begin Raw records
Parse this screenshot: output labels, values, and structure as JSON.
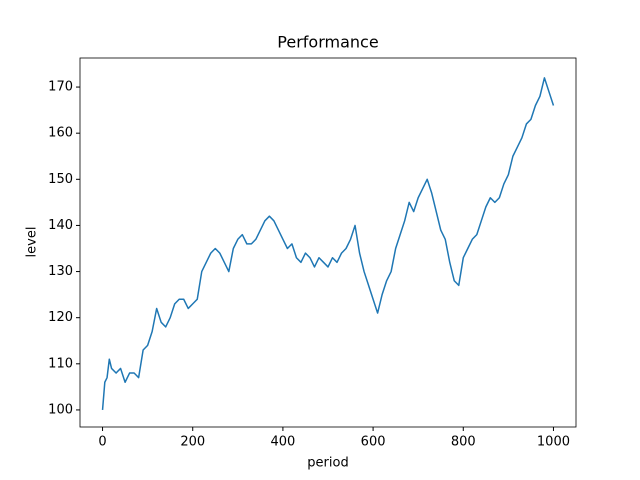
{
  "chart_data": {
    "type": "line",
    "title": "Performance",
    "x_label": "period",
    "y_label": "level",
    "x": [
      0,
      5,
      10,
      15,
      20,
      30,
      40,
      50,
      60,
      70,
      80,
      90,
      100,
      110,
      120,
      130,
      140,
      150,
      160,
      170,
      180,
      190,
      200,
      210,
      220,
      230,
      240,
      250,
      260,
      270,
      280,
      290,
      300,
      310,
      320,
      330,
      340,
      350,
      360,
      370,
      380,
      390,
      400,
      410,
      420,
      430,
      440,
      450,
      460,
      470,
      480,
      490,
      500,
      510,
      520,
      530,
      540,
      550,
      560,
      570,
      580,
      590,
      600,
      610,
      620,
      630,
      640,
      650,
      660,
      670,
      680,
      690,
      700,
      710,
      720,
      730,
      740,
      750,
      760,
      770,
      780,
      790,
      800,
      810,
      820,
      830,
      840,
      850,
      860,
      870,
      880,
      890,
      900,
      910,
      920,
      930,
      940,
      950,
      960,
      970,
      980,
      990,
      1000
    ],
    "values": [
      100,
      106,
      107,
      111,
      109,
      108,
      109,
      106,
      108,
      108,
      107,
      113,
      114,
      117,
      122,
      119,
      118,
      120,
      123,
      124,
      124,
      122,
      123,
      124,
      130,
      132,
      134,
      135,
      134,
      132,
      130,
      135,
      137,
      138,
      136,
      136,
      137,
      139,
      141,
      142,
      141,
      139,
      137,
      135,
      136,
      133,
      132,
      134,
      133,
      131,
      133,
      132,
      131,
      133,
      132,
      134,
      135,
      137,
      140,
      134,
      130,
      127,
      124,
      121,
      125,
      128,
      130,
      135,
      138,
      141,
      145,
      143,
      146,
      148,
      150,
      147,
      143,
      139,
      137,
      132,
      128,
      127,
      133,
      135,
      137,
      138,
      141,
      144,
      146,
      145,
      146,
      149,
      151,
      155,
      157,
      159,
      162,
      163,
      166,
      168,
      172,
      169,
      166
    ],
    "color": "#1f77b4",
    "xlim": [
      -50,
      1050
    ],
    "ylim": [
      96.3,
      176.3
    ],
    "xticks": [
      0,
      200,
      400,
      600,
      800,
      1000
    ],
    "yticks": [
      100,
      110,
      120,
      130,
      140,
      150,
      160,
      170
    ],
    "grid": false
  }
}
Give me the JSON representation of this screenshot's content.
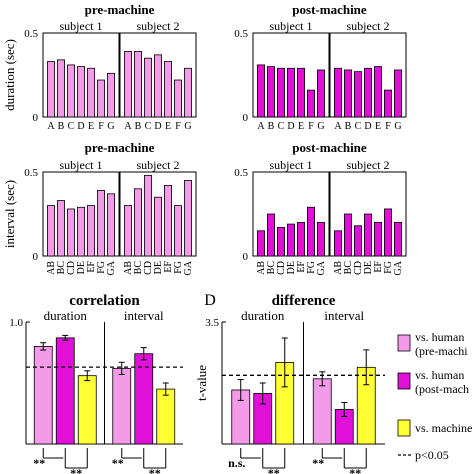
{
  "colors": {
    "pre": "#f39ae8",
    "post": "#e010d8",
    "machine": "#ffff33",
    "edge": "#000000"
  },
  "chart_data": [
    {
      "type": "bar",
      "title": "pre-machine",
      "ylabel": "duration (sec)",
      "ylim": [
        0,
        0.5
      ],
      "yticks": [
        "0",
        "0.5"
      ],
      "categories": [
        "A",
        "B",
        "C",
        "D",
        "E",
        "F",
        "G"
      ],
      "color": "pre",
      "series": [
        {
          "name": "subject 1",
          "values": [
            0.33,
            0.34,
            0.31,
            0.3,
            0.29,
            0.22,
            0.26
          ]
        },
        {
          "name": "subject 2",
          "values": [
            0.39,
            0.39,
            0.35,
            0.37,
            0.33,
            0.22,
            0.29
          ]
        }
      ]
    },
    {
      "type": "bar",
      "title": "post-machine",
      "ylabel": "",
      "ylim": [
        0,
        0.5
      ],
      "yticks": [
        "0",
        "0.5"
      ],
      "categories": [
        "A",
        "B",
        "C",
        "D",
        "E",
        "F",
        "G"
      ],
      "color": "post",
      "series": [
        {
          "name": "subject 1",
          "values": [
            0.31,
            0.3,
            0.29,
            0.29,
            0.29,
            0.16,
            0.28
          ]
        },
        {
          "name": "subject 2",
          "values": [
            0.29,
            0.28,
            0.27,
            0.29,
            0.3,
            0.16,
            0.28
          ]
        }
      ]
    },
    {
      "type": "bar",
      "title": "pre-machine",
      "ylabel": "interval (sec)",
      "ylim": [
        0,
        0.5
      ],
      "yticks": [
        "0",
        "0.5"
      ],
      "categories": [
        "AB",
        "BC",
        "CD",
        "DE",
        "EF",
        "FG",
        "GA"
      ],
      "color": "pre",
      "series": [
        {
          "name": "subject 1",
          "values": [
            0.3,
            0.33,
            0.28,
            0.29,
            0.3,
            0.39,
            0.37
          ]
        },
        {
          "name": "subject 2",
          "values": [
            0.3,
            0.4,
            0.48,
            0.35,
            0.42,
            0.3,
            0.45
          ]
        }
      ]
    },
    {
      "type": "bar",
      "title": "post-machine",
      "ylabel": "",
      "ylim": [
        0,
        0.5
      ],
      "yticks": [
        "0",
        "0.5"
      ],
      "categories": [
        "AB",
        "BC",
        "CD",
        "DE",
        "EF",
        "FG",
        "GA"
      ],
      "color": "post",
      "series": [
        {
          "name": "subject 1",
          "values": [
            0.15,
            0.25,
            0.17,
            0.19,
            0.2,
            0.29,
            0.2
          ]
        },
        {
          "name": "subject 2",
          "values": [
            0.15,
            0.25,
            0.18,
            0.25,
            0.2,
            0.28,
            0.2
          ]
        }
      ]
    },
    {
      "type": "bar",
      "title": "correlation",
      "ylabel": "",
      "ylim": [
        0,
        1.0
      ],
      "yticks": [
        "0",
        "1.0"
      ],
      "groups": [
        "duration",
        "interval"
      ],
      "threshold": 0.63,
      "series": [
        {
          "name": "vs. human (pre-machine)",
          "color": "pre",
          "values": [
            0.8,
            0.62
          ],
          "errors": [
            0.03,
            0.05
          ]
        },
        {
          "name": "vs. human (post-machine)",
          "color": "post",
          "values": [
            0.87,
            0.74
          ],
          "errors": [
            0.02,
            0.05
          ]
        },
        {
          "name": "vs. machine",
          "color": "machine",
          "values": [
            0.56,
            0.45
          ],
          "errors": [
            0.04,
            0.05
          ]
        }
      ],
      "significance": [
        "**",
        "**",
        "**",
        "**"
      ]
    },
    {
      "type": "bar",
      "title": "difference",
      "panel_label": "D",
      "ylabel": "t-value",
      "ylim": [
        0,
        3.5
      ],
      "yticks": [
        "0",
        "3.5"
      ],
      "groups": [
        "duration",
        "interval"
      ],
      "threshold": 1.97,
      "series": [
        {
          "name": "vs. human (pre-machine)",
          "color": "pre",
          "values": [
            1.55,
            1.87
          ],
          "errors": [
            0.3,
            0.2
          ]
        },
        {
          "name": "vs. human (post-machine)",
          "color": "post",
          "values": [
            1.45,
            0.99
          ],
          "errors": [
            0.3,
            0.2
          ]
        },
        {
          "name": "vs. machine",
          "color": "machine",
          "values": [
            2.34,
            2.2
          ],
          "errors": [
            0.7,
            0.5
          ]
        }
      ],
      "significance": [
        "n.s.",
        "**",
        "**",
        "**"
      ]
    }
  ],
  "legend": {
    "items": [
      {
        "color": "pre",
        "line1": "vs. human",
        "line2": "(pre-machi"
      },
      {
        "color": "post",
        "line1": "vs. human",
        "line2": "(post-mach"
      },
      {
        "color": "machine",
        "line1": "vs. machine",
        "line2": ""
      }
    ],
    "threshold_label": "p<0.05"
  }
}
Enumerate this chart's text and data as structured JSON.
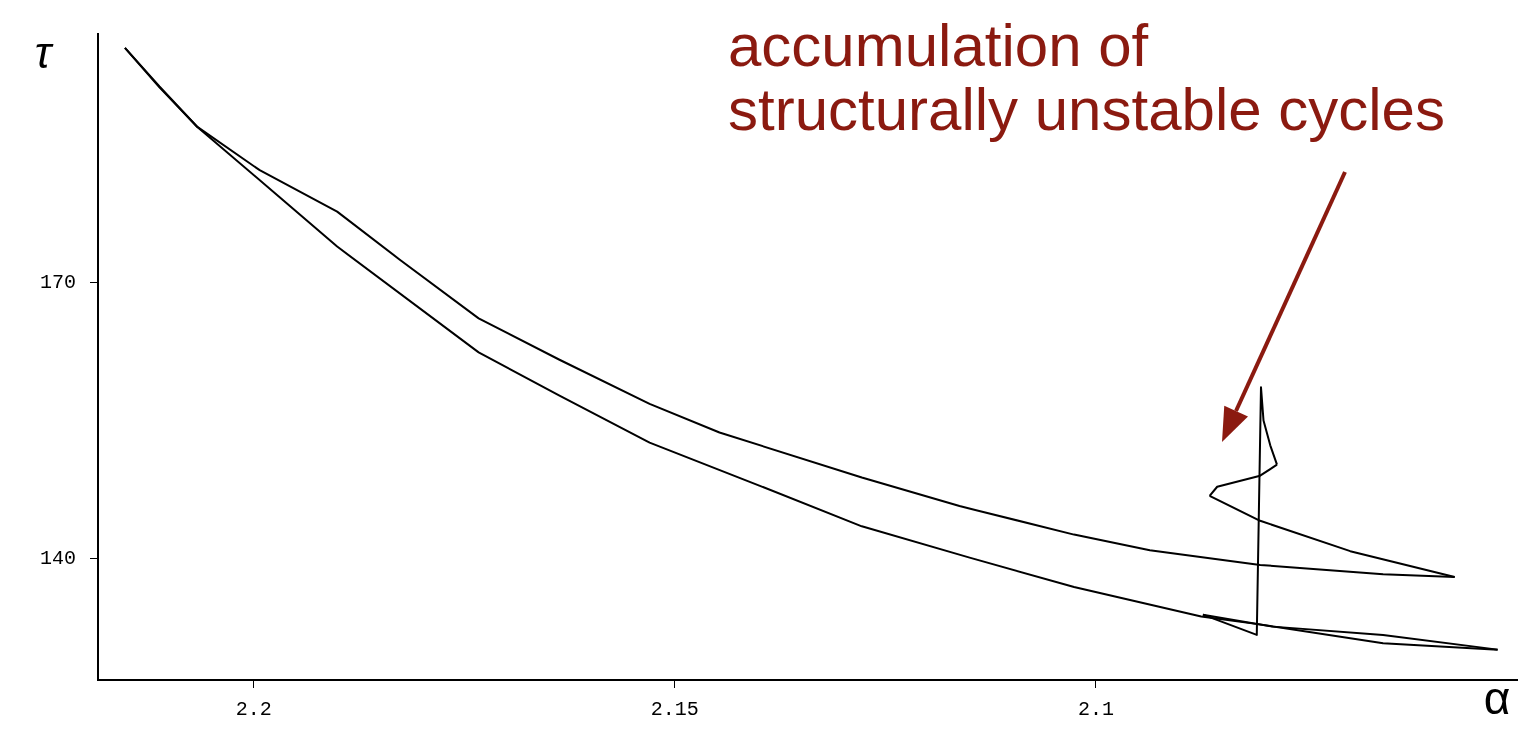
{
  "chart_data": {
    "type": "line",
    "xlabel": "α",
    "ylabel": "τ",
    "xlim": [
      2.2185,
      2.05
    ],
    "ylim": [
      126.8,
      197
    ],
    "xticks": [
      2.2,
      2.15,
      2.1
    ],
    "yticks": [
      170,
      140
    ],
    "grid": false,
    "legend": false,
    "marker": "none",
    "line_style": "solid",
    "series": [
      {
        "color": "#000000",
        "x": [
          2.2153,
          2.2112,
          2.2067,
          2.1993,
          2.1901,
          2.1827,
          2.1733,
          2.1637,
          2.153,
          2.1447,
          2.1278,
          2.1162,
          2.1026,
          2.0936,
          2.0805,
          2.0659,
          2.0574
        ],
        "values": [
          195.5,
          191.3,
          186.9,
          182.2,
          177.7,
          172.5,
          166.1,
          161.6,
          156.8,
          153.7,
          148.8,
          145.7,
          142.6,
          140.9,
          139.3,
          138.3,
          138.0
        ]
      },
      {
        "color": "#000000",
        "x": [
          2.0574,
          2.0698,
          2.0805,
          2.0865
        ],
        "values": [
          138.0,
          140.8,
          144.1,
          146.8
        ]
      },
      {
        "color": "#000000",
        "x": [
          2.0865,
          2.0856,
          2.0805,
          2.0785
        ],
        "values": [
          146.8,
          147.8,
          149.0,
          150.2
        ]
      },
      {
        "color": "#000000",
        "x": [
          2.0785,
          2.0793,
          2.0801,
          2.0804,
          2.0809,
          2.0873
        ],
        "values": [
          150.2,
          152.3,
          155.0,
          158.6,
          131.7,
          133.9
        ]
      },
      {
        "color": "#000000",
        "x": [
          2.0873,
          2.079,
          2.0659,
          2.0523
        ],
        "values": [
          133.9,
          132.6,
          131.7,
          130.1
        ]
      },
      {
        "color": "#000000",
        "x": [
          2.0523,
          2.0659,
          2.081,
          2.0875,
          2.1026,
          2.115,
          2.1278,
          2.1399,
          2.153,
          2.1637,
          2.1733,
          2.1901,
          2.1971,
          2.2067,
          2.2112,
          2.2153
        ],
        "values": [
          130.1,
          130.8,
          132.9,
          133.7,
          136.9,
          140.1,
          143.5,
          147.9,
          152.6,
          157.7,
          162.4,
          173.9,
          179.4,
          186.9,
          191.2,
          195.5
        ]
      }
    ],
    "annotations": [
      "accumulation of\nstructurally unstable cycles"
    ]
  }
}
end Raw records
What the task requires:
Write out every line of the data that holds the word "ylabel".

Solution to this exercise:
      "ylabel": "duration (sec)",
      "ylabel": "",
      "ylabel": "interval (sec)",
      "ylabel": "",
      "ylabel": "",
      "ylabel": "t-value",
    "ylabel": "τ",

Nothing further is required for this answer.